Excerpts from a layout annotation set:
--- start ---

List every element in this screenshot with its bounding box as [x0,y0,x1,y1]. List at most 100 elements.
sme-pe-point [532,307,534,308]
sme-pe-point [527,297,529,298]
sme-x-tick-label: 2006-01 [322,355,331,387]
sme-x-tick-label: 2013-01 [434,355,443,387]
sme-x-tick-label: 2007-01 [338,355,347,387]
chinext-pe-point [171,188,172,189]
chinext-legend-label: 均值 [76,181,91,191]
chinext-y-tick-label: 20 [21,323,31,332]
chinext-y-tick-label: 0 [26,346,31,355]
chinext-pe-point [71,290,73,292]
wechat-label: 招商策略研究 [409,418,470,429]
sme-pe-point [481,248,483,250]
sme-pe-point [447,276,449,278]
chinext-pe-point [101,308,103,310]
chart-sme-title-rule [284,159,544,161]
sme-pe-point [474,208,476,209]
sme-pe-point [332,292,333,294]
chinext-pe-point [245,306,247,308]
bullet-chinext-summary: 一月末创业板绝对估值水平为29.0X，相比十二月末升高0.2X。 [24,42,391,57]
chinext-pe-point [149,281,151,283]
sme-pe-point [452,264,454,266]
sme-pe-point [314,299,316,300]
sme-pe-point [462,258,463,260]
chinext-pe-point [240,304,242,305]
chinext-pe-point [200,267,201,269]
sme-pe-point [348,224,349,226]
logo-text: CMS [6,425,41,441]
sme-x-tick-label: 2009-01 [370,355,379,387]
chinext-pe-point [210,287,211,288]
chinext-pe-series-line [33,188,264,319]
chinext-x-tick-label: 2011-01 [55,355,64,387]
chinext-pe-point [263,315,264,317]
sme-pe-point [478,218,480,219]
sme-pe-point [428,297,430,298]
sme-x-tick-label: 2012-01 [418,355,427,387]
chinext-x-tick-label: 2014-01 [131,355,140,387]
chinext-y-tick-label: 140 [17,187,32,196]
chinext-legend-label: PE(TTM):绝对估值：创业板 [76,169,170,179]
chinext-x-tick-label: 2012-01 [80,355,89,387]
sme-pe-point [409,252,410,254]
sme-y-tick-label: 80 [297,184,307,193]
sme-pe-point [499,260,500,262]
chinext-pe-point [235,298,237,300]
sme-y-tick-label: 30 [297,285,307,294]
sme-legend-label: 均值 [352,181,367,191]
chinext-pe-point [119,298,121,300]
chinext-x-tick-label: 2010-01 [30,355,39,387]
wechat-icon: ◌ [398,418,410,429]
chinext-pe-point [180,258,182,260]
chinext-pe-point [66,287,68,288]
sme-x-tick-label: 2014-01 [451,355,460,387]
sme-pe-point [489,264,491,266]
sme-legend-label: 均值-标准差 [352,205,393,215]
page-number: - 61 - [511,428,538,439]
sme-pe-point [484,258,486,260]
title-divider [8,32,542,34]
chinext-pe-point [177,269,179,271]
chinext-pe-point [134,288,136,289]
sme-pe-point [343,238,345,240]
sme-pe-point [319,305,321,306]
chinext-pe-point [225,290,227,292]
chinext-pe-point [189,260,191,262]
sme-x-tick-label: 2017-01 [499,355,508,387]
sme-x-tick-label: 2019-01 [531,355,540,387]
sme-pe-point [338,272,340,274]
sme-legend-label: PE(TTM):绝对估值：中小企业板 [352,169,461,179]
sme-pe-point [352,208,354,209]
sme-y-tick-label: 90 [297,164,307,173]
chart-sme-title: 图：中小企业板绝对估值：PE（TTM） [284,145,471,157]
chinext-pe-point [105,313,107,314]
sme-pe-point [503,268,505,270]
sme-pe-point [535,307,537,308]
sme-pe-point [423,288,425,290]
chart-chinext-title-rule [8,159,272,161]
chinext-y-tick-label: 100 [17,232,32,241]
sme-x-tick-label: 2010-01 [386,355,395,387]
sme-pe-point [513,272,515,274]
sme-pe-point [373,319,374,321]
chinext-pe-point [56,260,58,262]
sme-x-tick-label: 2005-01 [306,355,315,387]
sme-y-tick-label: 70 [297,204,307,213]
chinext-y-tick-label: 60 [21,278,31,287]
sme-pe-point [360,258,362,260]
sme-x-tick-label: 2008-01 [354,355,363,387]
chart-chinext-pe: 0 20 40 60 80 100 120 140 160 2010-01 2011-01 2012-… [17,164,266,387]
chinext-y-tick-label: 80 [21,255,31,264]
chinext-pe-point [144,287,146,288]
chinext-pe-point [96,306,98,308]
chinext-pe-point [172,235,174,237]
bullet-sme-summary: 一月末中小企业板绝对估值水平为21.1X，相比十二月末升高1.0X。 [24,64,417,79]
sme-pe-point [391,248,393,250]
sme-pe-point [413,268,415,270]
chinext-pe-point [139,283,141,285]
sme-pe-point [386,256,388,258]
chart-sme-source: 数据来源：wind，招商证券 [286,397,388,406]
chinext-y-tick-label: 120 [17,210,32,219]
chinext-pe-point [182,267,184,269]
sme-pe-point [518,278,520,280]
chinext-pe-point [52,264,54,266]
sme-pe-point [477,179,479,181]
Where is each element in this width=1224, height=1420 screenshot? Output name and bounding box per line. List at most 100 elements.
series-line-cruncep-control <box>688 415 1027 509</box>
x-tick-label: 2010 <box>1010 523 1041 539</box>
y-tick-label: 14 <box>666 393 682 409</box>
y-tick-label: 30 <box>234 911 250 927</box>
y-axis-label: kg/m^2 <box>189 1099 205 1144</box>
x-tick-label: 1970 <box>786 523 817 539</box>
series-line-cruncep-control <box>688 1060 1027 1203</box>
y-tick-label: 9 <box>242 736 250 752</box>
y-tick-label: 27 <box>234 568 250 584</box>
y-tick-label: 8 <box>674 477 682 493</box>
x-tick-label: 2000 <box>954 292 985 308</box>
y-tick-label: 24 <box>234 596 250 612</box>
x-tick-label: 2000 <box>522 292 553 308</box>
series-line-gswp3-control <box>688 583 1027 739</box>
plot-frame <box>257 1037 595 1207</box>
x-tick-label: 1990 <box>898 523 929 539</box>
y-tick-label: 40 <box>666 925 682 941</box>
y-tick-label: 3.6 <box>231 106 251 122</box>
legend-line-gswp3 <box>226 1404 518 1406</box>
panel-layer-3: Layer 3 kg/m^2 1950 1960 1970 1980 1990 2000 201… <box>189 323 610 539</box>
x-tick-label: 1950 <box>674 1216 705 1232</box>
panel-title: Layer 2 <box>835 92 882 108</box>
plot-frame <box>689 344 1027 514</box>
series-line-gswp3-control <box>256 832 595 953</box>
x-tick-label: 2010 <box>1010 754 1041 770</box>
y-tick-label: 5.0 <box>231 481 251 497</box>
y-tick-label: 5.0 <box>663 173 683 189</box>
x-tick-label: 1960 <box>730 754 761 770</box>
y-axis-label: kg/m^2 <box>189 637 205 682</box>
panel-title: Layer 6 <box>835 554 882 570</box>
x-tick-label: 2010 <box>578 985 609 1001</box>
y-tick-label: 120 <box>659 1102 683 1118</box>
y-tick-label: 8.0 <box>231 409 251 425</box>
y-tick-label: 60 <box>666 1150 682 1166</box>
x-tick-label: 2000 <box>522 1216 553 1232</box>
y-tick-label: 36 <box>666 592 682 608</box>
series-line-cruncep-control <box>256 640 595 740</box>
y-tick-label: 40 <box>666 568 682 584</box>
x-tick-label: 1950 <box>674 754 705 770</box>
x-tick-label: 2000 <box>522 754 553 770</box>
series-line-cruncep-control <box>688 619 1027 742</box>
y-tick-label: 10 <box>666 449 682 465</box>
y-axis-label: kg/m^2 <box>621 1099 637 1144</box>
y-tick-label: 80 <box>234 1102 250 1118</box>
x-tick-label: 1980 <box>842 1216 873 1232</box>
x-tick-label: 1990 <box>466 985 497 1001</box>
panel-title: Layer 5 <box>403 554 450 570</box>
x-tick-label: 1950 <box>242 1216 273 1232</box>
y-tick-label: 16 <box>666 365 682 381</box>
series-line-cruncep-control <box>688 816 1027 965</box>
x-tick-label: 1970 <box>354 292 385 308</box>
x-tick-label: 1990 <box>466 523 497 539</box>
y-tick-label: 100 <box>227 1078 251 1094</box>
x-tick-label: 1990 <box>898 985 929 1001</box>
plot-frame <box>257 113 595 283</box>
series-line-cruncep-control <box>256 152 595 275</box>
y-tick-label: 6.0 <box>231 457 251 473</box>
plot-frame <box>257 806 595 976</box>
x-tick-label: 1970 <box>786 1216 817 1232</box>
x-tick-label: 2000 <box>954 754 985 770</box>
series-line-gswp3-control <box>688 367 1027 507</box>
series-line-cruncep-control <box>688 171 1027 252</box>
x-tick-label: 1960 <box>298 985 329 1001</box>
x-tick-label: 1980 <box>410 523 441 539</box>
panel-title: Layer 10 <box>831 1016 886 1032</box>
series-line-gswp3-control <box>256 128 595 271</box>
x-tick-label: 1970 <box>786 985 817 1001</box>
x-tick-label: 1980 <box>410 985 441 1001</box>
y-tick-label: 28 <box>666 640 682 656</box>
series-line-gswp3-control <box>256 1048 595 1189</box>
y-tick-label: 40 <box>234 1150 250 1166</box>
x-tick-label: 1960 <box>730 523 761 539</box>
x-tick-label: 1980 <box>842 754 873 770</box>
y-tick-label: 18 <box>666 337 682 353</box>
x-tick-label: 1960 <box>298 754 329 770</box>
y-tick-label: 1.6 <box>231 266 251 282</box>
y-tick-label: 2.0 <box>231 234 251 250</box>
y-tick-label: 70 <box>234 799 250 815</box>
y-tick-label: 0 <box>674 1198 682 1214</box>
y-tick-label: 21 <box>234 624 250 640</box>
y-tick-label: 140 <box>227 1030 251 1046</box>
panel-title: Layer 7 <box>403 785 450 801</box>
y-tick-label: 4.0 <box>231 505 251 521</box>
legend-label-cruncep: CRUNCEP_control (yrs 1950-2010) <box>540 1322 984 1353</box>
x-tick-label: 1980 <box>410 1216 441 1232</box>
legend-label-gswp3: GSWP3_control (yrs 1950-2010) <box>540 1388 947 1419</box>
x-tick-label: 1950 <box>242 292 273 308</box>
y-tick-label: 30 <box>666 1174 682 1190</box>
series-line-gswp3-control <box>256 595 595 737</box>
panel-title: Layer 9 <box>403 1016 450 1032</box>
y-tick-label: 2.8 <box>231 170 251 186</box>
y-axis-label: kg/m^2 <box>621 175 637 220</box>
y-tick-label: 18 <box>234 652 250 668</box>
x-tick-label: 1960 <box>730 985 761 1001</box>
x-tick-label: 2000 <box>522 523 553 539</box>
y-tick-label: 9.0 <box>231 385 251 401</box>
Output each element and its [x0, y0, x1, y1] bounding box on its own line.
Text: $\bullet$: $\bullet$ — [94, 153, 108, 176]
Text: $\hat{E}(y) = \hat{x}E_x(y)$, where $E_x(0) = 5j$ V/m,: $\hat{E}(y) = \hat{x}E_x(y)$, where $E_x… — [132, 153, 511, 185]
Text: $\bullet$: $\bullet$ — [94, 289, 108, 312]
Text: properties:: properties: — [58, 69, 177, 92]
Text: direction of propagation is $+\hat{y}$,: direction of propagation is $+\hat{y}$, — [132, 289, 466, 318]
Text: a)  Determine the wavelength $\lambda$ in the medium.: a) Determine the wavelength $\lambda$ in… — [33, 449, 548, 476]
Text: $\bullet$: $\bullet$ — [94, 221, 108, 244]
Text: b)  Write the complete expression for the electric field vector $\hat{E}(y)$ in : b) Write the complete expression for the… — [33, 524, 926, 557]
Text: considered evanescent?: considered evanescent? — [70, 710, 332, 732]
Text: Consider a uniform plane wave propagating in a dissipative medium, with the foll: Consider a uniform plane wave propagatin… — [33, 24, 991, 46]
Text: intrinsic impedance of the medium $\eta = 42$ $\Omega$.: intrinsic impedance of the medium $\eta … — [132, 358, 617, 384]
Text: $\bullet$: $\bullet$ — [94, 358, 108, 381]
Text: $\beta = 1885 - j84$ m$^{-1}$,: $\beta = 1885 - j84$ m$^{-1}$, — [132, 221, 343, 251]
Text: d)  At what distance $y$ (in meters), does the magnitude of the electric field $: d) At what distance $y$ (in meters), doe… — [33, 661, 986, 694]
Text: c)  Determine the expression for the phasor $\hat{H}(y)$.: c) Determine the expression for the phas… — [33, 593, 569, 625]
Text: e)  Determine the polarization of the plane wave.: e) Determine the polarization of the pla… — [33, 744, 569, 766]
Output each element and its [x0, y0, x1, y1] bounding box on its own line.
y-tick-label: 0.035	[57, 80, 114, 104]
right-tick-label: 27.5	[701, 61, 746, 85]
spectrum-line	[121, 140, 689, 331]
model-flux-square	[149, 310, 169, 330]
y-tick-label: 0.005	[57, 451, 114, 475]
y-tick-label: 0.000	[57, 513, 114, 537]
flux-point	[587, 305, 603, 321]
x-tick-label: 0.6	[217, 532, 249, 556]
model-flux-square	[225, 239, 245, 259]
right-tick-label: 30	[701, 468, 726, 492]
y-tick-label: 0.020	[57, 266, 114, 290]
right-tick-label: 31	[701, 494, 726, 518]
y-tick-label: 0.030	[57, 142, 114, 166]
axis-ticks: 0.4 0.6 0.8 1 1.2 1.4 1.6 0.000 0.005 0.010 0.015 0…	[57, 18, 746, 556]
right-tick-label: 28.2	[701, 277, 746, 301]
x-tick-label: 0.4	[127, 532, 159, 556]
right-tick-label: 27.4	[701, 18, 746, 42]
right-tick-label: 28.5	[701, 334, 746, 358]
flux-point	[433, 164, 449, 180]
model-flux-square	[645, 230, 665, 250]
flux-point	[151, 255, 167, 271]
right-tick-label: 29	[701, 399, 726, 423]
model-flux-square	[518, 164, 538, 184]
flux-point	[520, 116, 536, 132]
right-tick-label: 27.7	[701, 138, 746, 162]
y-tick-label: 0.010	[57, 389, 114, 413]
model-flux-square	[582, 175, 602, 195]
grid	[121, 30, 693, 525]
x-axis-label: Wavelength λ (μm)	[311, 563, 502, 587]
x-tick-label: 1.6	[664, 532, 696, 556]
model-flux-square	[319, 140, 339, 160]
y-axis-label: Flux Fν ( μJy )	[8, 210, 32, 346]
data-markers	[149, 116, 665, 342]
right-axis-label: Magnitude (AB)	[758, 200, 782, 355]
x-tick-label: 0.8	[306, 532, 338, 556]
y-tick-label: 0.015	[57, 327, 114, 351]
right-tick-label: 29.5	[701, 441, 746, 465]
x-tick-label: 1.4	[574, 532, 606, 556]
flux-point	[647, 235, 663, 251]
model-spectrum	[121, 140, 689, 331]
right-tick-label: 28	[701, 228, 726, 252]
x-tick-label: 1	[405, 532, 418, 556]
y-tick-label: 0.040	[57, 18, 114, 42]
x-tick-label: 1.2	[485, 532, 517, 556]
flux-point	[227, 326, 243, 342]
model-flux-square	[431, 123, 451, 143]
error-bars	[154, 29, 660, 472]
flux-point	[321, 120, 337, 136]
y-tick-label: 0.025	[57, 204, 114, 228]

--- end ---

> TASK
Identify each line above that contains the string "Layer", with case counting, and copy those lines.

> ANSWER IN FULL
panel-layer-3: Layer 3 kg/m^2 1950 1960 1970 1980 1990 2000 201… <box>189 323 610 539</box>
panel-title: Layer 2 <box>835 92 882 108</box>
panel-title: Layer 6 <box>835 554 882 570</box>
panel-title: Layer 5 <box>403 554 450 570</box>
panel-title: Layer 10 <box>831 1016 886 1032</box>
panel-title: Layer 7 <box>403 785 450 801</box>
panel-title: Layer 9 <box>403 1016 450 1032</box>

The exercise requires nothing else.